(Rows from a dataset)

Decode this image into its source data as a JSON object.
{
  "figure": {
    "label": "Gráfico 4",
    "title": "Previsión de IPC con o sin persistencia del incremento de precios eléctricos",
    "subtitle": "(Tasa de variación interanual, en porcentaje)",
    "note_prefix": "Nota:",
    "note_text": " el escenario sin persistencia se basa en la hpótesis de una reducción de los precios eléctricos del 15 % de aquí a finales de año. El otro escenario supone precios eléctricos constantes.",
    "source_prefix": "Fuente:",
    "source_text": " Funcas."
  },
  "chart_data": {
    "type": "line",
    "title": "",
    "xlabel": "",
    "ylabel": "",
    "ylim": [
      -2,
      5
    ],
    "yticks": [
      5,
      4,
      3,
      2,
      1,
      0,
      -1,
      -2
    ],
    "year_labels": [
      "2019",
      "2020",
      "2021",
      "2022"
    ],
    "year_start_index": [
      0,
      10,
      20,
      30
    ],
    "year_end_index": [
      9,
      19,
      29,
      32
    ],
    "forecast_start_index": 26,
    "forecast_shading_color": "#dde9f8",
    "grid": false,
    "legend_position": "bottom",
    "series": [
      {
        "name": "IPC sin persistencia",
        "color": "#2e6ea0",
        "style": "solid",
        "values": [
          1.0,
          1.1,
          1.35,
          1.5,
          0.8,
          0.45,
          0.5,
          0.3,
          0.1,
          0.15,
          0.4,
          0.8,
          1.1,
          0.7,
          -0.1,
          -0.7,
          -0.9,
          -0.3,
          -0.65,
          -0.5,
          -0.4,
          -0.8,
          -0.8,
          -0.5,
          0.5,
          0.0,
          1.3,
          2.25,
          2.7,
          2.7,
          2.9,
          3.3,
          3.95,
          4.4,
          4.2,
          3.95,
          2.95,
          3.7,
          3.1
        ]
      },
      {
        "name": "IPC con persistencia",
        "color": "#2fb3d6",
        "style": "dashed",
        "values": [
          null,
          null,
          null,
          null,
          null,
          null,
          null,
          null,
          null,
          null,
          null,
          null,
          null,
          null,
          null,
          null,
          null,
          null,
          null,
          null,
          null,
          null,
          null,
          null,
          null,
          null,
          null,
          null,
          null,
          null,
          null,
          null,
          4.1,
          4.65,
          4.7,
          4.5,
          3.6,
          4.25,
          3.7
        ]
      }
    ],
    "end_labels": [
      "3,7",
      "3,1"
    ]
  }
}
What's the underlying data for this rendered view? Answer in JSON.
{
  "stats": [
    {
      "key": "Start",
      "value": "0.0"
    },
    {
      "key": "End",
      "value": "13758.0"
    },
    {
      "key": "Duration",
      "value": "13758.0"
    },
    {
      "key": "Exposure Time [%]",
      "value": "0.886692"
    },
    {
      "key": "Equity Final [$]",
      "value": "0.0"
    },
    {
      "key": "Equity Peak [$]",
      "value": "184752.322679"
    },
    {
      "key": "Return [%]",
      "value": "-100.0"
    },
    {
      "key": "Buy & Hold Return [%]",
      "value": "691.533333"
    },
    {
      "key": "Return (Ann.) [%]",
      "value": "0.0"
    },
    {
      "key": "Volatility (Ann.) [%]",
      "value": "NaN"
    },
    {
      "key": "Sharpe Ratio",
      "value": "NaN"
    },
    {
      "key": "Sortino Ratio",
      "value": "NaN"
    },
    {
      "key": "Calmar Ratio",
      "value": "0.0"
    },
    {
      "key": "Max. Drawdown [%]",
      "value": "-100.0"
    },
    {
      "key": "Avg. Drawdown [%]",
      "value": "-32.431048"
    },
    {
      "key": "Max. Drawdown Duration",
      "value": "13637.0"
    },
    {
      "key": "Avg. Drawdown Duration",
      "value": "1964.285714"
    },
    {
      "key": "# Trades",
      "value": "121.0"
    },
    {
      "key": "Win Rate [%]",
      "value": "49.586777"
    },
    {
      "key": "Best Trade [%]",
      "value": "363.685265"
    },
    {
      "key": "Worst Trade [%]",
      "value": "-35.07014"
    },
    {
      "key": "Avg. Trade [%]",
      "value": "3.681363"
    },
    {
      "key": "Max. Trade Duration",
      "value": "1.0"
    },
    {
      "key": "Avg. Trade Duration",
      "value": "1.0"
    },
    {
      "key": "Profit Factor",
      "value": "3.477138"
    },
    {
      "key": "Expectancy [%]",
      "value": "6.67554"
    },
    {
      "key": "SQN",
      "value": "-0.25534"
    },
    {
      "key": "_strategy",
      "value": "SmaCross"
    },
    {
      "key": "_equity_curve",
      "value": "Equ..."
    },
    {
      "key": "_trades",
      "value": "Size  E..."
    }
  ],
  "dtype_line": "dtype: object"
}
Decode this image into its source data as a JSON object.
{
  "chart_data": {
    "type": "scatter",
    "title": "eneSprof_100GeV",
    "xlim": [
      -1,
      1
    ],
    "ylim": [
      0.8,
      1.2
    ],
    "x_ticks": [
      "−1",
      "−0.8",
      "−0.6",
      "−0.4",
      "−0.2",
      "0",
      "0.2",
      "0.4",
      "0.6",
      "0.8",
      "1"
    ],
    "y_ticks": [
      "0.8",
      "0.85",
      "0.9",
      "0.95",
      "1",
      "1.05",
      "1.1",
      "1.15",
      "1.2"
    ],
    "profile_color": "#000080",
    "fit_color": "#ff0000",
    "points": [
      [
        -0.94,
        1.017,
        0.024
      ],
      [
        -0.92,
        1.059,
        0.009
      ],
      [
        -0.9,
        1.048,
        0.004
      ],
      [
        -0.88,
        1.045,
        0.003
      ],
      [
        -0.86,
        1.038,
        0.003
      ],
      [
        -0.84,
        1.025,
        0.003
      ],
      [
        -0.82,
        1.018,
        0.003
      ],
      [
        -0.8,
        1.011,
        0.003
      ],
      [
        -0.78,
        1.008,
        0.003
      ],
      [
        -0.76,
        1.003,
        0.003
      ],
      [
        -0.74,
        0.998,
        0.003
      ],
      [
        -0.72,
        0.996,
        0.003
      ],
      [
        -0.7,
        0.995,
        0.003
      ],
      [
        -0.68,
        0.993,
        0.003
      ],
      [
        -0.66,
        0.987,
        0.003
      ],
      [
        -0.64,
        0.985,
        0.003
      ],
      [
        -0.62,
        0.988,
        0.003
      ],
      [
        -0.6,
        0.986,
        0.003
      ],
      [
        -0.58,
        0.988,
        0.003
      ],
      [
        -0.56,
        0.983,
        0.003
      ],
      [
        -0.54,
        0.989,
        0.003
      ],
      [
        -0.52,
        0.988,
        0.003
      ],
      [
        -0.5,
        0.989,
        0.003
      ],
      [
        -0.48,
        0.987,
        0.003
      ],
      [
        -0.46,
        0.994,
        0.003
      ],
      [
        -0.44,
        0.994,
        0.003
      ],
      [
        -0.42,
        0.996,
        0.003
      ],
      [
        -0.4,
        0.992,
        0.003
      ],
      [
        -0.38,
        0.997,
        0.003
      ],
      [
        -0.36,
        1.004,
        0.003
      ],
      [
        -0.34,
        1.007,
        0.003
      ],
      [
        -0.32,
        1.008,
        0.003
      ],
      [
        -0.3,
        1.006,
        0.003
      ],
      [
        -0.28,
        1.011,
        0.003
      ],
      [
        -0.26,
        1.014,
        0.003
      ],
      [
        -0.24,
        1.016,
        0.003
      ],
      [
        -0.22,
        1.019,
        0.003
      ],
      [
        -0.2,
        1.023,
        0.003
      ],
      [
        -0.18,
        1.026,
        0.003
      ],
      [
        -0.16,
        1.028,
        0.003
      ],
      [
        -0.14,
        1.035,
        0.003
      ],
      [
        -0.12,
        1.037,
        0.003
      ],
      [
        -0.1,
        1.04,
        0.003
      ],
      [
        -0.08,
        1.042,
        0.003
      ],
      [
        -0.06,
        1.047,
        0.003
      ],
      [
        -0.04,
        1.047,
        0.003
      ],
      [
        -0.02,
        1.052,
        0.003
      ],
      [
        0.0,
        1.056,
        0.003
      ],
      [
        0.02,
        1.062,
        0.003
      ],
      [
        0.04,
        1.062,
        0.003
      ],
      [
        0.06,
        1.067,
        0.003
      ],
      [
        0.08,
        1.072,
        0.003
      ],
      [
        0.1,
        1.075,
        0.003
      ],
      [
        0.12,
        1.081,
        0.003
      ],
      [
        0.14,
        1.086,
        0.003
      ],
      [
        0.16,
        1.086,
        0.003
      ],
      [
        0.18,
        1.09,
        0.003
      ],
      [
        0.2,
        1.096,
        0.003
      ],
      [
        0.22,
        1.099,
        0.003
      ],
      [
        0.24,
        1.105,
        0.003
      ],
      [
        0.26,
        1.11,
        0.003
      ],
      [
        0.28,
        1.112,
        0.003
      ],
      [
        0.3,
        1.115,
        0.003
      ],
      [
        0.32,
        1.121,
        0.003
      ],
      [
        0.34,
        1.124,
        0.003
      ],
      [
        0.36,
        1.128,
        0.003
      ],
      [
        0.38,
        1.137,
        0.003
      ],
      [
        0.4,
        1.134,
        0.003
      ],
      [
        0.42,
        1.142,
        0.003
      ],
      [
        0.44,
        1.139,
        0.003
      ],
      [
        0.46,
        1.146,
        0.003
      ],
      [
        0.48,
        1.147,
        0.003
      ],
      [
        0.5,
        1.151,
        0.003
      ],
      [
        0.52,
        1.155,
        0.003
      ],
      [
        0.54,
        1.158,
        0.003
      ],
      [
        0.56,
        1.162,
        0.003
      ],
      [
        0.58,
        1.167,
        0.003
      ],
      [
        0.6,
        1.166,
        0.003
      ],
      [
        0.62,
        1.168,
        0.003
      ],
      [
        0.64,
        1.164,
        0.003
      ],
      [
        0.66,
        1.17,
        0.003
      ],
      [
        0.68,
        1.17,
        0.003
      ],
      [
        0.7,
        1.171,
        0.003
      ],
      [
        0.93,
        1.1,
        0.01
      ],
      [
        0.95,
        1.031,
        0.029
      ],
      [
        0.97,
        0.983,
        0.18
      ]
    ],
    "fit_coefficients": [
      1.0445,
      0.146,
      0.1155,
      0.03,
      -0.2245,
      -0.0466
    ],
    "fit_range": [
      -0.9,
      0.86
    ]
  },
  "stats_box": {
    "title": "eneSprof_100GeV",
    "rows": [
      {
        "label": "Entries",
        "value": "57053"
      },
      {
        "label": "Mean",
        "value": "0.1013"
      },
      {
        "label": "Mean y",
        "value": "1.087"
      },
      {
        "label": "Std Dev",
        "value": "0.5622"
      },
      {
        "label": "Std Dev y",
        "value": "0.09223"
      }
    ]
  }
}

Aim: Scan the material above for the word "precios". Copy each line where it occurs.

Answer to the exercise:
    "title": "Previsión de IPC con o sin persistencia del incremento de precios eléctricos",
    "note_text": " el escenario sin persistencia se basa en la hpótesis de una reducción de los precios eléctricos del 15 % de aquí a finales de año. El otro escenario supone precios eléctricos constantes.",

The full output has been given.